- **WHAT TO PRODUCE**
Copy every one of the records below line for line, changing nothing.

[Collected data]

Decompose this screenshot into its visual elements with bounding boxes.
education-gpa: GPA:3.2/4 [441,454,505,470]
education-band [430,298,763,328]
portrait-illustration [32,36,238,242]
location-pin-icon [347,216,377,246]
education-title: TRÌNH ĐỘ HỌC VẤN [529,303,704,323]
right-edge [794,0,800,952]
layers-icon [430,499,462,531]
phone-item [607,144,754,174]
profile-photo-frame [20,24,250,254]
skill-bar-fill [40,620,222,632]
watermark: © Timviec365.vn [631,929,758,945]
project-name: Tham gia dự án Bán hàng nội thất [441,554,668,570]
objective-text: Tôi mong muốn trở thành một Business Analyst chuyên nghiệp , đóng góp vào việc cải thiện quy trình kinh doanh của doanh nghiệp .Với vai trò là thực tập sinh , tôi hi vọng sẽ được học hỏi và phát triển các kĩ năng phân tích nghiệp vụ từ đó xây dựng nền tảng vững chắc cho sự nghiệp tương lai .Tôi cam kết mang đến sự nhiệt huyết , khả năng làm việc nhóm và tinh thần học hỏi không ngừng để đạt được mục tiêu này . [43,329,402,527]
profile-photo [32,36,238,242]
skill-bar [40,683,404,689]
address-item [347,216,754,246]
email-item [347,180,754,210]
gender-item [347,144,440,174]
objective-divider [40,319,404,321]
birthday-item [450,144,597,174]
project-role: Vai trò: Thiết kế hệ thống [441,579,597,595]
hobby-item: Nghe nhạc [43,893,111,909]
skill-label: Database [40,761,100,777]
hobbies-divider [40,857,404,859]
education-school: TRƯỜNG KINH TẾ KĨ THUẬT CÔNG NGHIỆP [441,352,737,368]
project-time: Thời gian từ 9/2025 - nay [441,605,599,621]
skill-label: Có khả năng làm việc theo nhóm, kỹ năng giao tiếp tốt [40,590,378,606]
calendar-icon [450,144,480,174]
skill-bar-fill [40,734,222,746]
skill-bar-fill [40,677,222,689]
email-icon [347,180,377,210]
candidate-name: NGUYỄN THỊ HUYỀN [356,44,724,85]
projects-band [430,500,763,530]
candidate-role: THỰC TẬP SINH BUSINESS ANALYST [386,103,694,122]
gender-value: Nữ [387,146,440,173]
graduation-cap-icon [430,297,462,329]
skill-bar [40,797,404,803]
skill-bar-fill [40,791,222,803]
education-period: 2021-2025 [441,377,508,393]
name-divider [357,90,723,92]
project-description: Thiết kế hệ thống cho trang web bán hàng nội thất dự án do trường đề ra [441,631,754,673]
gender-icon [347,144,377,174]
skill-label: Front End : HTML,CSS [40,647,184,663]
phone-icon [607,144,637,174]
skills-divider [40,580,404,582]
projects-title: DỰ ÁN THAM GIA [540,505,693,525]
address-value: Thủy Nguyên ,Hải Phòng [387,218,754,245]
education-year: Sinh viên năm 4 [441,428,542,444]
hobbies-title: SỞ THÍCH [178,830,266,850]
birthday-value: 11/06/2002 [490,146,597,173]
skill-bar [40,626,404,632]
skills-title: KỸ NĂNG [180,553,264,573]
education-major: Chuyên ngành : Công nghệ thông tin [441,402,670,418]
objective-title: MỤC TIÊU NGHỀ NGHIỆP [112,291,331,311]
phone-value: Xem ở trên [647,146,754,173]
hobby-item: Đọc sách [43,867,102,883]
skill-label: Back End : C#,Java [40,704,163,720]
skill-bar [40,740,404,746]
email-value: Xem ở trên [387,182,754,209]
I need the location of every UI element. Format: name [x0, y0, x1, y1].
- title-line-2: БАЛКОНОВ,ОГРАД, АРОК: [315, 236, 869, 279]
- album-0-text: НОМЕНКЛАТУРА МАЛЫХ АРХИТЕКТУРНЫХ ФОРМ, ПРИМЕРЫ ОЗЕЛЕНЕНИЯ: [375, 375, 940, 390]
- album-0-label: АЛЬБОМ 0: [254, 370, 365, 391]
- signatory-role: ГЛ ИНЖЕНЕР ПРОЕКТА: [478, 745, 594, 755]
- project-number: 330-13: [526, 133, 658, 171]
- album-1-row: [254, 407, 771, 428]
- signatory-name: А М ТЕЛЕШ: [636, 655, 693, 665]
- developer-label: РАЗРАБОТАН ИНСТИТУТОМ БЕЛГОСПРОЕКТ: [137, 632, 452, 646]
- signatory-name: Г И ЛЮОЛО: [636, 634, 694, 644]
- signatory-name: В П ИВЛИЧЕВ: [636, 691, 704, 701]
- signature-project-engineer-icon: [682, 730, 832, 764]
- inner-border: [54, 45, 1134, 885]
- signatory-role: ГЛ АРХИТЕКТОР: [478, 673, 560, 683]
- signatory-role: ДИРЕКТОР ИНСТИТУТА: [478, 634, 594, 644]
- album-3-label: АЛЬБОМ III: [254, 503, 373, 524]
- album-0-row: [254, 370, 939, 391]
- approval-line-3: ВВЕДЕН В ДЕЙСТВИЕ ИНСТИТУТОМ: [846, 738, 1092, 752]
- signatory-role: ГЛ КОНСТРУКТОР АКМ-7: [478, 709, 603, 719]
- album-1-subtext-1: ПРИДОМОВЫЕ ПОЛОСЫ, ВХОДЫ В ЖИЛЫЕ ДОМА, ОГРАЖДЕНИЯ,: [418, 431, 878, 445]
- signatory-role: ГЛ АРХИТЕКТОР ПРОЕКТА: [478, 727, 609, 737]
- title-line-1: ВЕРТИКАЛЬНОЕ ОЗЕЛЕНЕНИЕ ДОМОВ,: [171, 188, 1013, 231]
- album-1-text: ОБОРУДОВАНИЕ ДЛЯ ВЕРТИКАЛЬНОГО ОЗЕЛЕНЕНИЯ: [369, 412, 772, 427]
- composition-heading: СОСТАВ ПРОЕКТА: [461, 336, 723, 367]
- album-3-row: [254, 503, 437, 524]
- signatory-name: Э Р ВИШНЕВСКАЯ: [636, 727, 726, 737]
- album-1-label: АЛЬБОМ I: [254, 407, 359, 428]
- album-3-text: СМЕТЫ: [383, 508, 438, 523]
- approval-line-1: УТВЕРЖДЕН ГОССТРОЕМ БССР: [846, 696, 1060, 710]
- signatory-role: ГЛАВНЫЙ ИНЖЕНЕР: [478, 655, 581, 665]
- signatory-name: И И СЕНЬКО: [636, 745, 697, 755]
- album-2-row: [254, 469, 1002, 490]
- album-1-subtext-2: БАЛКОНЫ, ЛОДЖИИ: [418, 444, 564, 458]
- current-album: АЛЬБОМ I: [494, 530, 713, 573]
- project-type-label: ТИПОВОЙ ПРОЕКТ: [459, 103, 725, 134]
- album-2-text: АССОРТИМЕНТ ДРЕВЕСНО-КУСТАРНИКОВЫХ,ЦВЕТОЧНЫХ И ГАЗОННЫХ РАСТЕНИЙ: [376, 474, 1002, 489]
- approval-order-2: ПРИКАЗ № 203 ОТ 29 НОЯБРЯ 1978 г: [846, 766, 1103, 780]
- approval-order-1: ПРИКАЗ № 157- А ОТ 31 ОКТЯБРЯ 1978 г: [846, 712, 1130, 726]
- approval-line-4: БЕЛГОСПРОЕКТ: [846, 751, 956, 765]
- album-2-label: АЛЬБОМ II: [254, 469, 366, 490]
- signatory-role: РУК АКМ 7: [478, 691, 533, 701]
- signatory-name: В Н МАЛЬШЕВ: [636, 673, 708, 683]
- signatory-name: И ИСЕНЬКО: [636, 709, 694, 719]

- **EXERCISE RESULT**
Decompose this screenshot into its visual elements with bounding boxes.
education-gpa: GPA:3.2/4 [441,454,505,470]
education-band [430,298,763,328]
portrait-illustration [32,36,238,242]
location-pin-icon [347,216,377,246]
education-title: TRÌNH ĐỘ HỌC VẤN [529,303,704,323]
right-edge [794,0,800,952]
layers-icon [430,499,462,531]
phone-item [607,144,754,174]
profile-photo-frame [20,24,250,254]
skill-bar-fill [40,620,222,632]
watermark: © Timviec365.vn [631,929,758,945]
project-name: Tham gia dự án Bán hàng nội thất [441,554,668,570]
objective-text: Tôi mong muốn trở thành một Business Analyst chuyên nghiệp , đóng góp vào việc cải thiện quy trình kinh doanh của doanh nghiệp .Với vai trò là thực tập sinh , tôi hi vọng sẽ được học hỏi và phát triển các kĩ năng phân tích nghiệp vụ từ đó xây dựng nền tảng vững chắc cho sự nghiệp tương lai .Tôi cam kết mang đến sự nhiệt huyết , khả năng làm việc nhóm và tinh thần học hỏi không ngừng để đạt được mục tiêu này . [43,329,402,527]
profile-photo [32,36,238,242]
skill-bar [40,683,404,689]
address-item [347,216,754,246]
email-item [347,180,754,210]
gender-item [347,144,440,174]
objective-divider [40,319,404,321]
birthday-item [450,144,597,174]
project-role: Vai trò: Thiết kế hệ thống [441,579,597,595]
hobby-item: Nghe nhạc [43,893,111,909]
skill-label: Database [40,761,100,777]
hobbies-divider [40,857,404,859]
education-school: TRƯỜNG KINH TẾ KĨ THUẬT CÔNG NGHIỆP [441,352,737,368]
project-time: Thời gian từ 9/2025 - nay [441,605,599,621]
skill-label: Có khả năng làm việc theo nhóm, kỹ năng giao tiếp tốt [40,590,378,606]
calendar-icon [450,144,480,174]
skill-bar-fill [40,734,222,746]
skill-bar-fill [40,677,222,689]
email-icon [347,180,377,210]
candidate-name: NGUYỄN THỊ HUYỀN [356,44,724,85]
projects-band [430,500,763,530]
candidate-role: THỰC TẬP SINH BUSINESS ANALYST [386,103,694,122]
gender-value: Nữ [387,146,440,173]
graduation-cap-icon [430,297,462,329]
skill-bar [40,797,404,803]
skill-bar-fill [40,791,222,803]
education-period: 2021-2025 [441,377,508,393]
name-divider [357,90,723,92]
project-description: Thiết kế hệ thống cho trang web bán hàng nội thất dự án do trường đề ra [441,631,754,673]
gender-icon [347,144,377,174]
skill-label: Front End : HTML,CSS [40,647,184,663]
phone-icon [607,144,637,174]
skills-divider [40,580,404,582]
projects-title: DỰ ÁN THAM GIA [540,505,693,525]
address-value: Thủy Nguyên ,Hải Phòng [387,218,754,245]
education-year: Sinh viên năm 4 [441,428,542,444]
hobbies-title: SỞ THÍCH [178,830,266,850]
birthday-value: 11/06/2002 [490,146,597,173]
skill-bar [40,626,404,632]
skills-title: KỸ NĂNG [180,553,264,573]
education-major: Chuyên ngành : Công nghệ thông tin [441,402,670,418]
objective-title: MỤC TIÊU NGHỀ NGHIỆP [112,291,331,311]
phone-value: Xem ở trên [647,146,754,173]
hobby-item: Đọc sách [43,867,102,883]
skill-label: Back End : C#,Java [40,704,163,720]
skill-bar [40,740,404,746]
email-value: Xem ở trên [387,182,754,209]
I need the location of every UI element. Format: name [x0, y0, x1, y1].
- title-line-2: БАЛКОНОВ,ОГРАД, АРОК: [315, 236, 869, 279]
- album-0-text: НОМЕНКЛАТУРА МАЛЫХ АРХИТЕКТУРНЫХ ФОРМ, ПРИМЕРЫ ОЗЕЛЕНЕНИЯ: [375, 375, 940, 390]
- album-0-label: АЛЬБОМ 0: [254, 370, 365, 391]
- signatory-role: ГЛ ИНЖЕНЕР ПРОЕКТА: [478, 745, 594, 755]
- project-number: 330-13: [526, 133, 658, 171]
- album-1-row: [254, 407, 771, 428]
- signatory-name: А М ТЕЛЕШ: [636, 655, 693, 665]
- developer-label: РАЗРАБОТАН ИНСТИТУТОМ БЕЛГОСПРОЕКТ: [137, 632, 452, 646]
- signatory-name: Г И ЛЮОЛО: [636, 634, 694, 644]
- signatory-name: В П ИВЛИЧЕВ: [636, 691, 704, 701]
- signature-project-engineer-icon: [682, 730, 832, 764]
- inner-border: [54, 45, 1134, 885]
- signatory-role: ГЛ АРХИТЕКТОР: [478, 673, 560, 683]
- signatory-role: ДИРЕКТОР ИНСТИТУТА: [478, 634, 594, 644]
- album-3-label: АЛЬБОМ III: [254, 503, 373, 524]
- album-0-row: [254, 370, 939, 391]
- approval-line-3: ВВЕДЕН В ДЕЙСТВИЕ ИНСТИТУТОМ: [846, 738, 1092, 752]
- signatory-role: ГЛ КОНСТРУКТОР АКМ-7: [478, 709, 603, 719]
- album-1-subtext-1: ПРИДОМОВЫЕ ПОЛОСЫ, ВХОДЫ В ЖИЛЫЕ ДОМА, ОГРАЖДЕНИЯ,: [418, 431, 878, 445]
- signatory-role: ГЛ АРХИТЕКТОР ПРОЕКТА: [478, 727, 609, 737]
- title-line-1: ВЕРТИКАЛЬНОЕ ОЗЕЛЕНЕНИЕ ДОМОВ,: [171, 188, 1013, 231]
- album-1-text: ОБОРУДОВАНИЕ ДЛЯ ВЕРТИКАЛЬНОГО ОЗЕЛЕНЕНИЯ: [369, 412, 772, 427]
- composition-heading: СОСТАВ ПРОЕКТА: [461, 336, 723, 367]
- album-3-row: [254, 503, 437, 524]
- signatory-name: Э Р ВИШНЕВСКАЯ: [636, 727, 726, 737]
- album-1-label: АЛЬБОМ I: [254, 407, 359, 428]
- album-3-text: СМЕТЫ: [383, 508, 438, 523]
- approval-line-1: УТВЕРЖДЕН ГОССТРОЕМ БССР: [846, 696, 1060, 710]
- signatory-role: ГЛАВНЫЙ ИНЖЕНЕР: [478, 655, 581, 665]
- signatory-name: И И СЕНЬКО: [636, 745, 697, 755]
- album-2-row: [254, 469, 1002, 490]
- album-1-subtext-2: БАЛКОНЫ, ЛОДЖИИ: [418, 444, 564, 458]
- current-album: АЛЬБОМ I: [494, 530, 713, 573]
- project-type-label: ТИПОВОЙ ПРОЕКТ: [459, 103, 725, 134]
- album-2-text: АССОРТИМЕНТ ДРЕВЕСНО-КУСТАРНИКОВЫХ,ЦВЕТОЧНЫХ И ГАЗОННЫХ РАСТЕНИЙ: [376, 474, 1002, 489]
- approval-order-2: ПРИКАЗ № 203 ОТ 29 НОЯБРЯ 1978 г: [846, 766, 1103, 780]
- approval-order-1: ПРИКАЗ № 157- А ОТ 31 ОКТЯБРЯ 1978 г: [846, 712, 1130, 726]
- approval-line-4: БЕЛГОСПРОЕКТ: [846, 751, 956, 765]
- album-2-label: АЛЬБОМ II: [254, 469, 366, 490]
- signatory-role: РУК АКМ 7: [478, 691, 533, 701]
- signatory-name: В Н МАЛЬШЕВ: [636, 673, 708, 683]
- signatory-name: И ИСЕНЬКО: [636, 709, 694, 719]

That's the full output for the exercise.